Reproduce the whole listing, character for character.

§ Task input:
— Begin —
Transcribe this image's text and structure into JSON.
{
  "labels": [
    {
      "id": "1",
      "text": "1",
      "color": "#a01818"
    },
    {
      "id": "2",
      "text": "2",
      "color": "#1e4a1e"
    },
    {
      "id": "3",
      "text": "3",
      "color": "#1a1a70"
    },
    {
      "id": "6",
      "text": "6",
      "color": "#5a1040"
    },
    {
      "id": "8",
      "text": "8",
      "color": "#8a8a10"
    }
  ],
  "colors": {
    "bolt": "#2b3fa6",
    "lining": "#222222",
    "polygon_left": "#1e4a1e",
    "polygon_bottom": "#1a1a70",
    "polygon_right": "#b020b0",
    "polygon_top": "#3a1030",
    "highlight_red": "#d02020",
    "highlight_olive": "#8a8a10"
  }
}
— End —
§ Written answer:
Transcribe this image's text and structure into JSON.
{
  "labels": [
    {
      "id": "1",
      "text": "1",
      "color": "#a01818"
    },
    {
      "id": "2",
      "text": "2",
      "color": "#1e4a1e"
    },
    {
      "id": "3",
      "text": "3",
      "color": "#1a1a70"
    },
    {
      "id": "6",
      "text": "6",
      "color": "#5a1040"
    },
    {
      "id": "8",
      "text": "8",
      "color": "#8a8a10"
    }
  ],
  "colors": {
    "bolt": "#2b3fa6",
    "lining": "#222222",
    "polygon_left": "#1e4a1e",
    "polygon_bottom": "#1a1a70",
    "polygon_right": "#b020b0",
    "polygon_top": "#3a1030",
    "highlight_red": "#d02020",
    "highlight_olive": "#8a8a10"
  }
}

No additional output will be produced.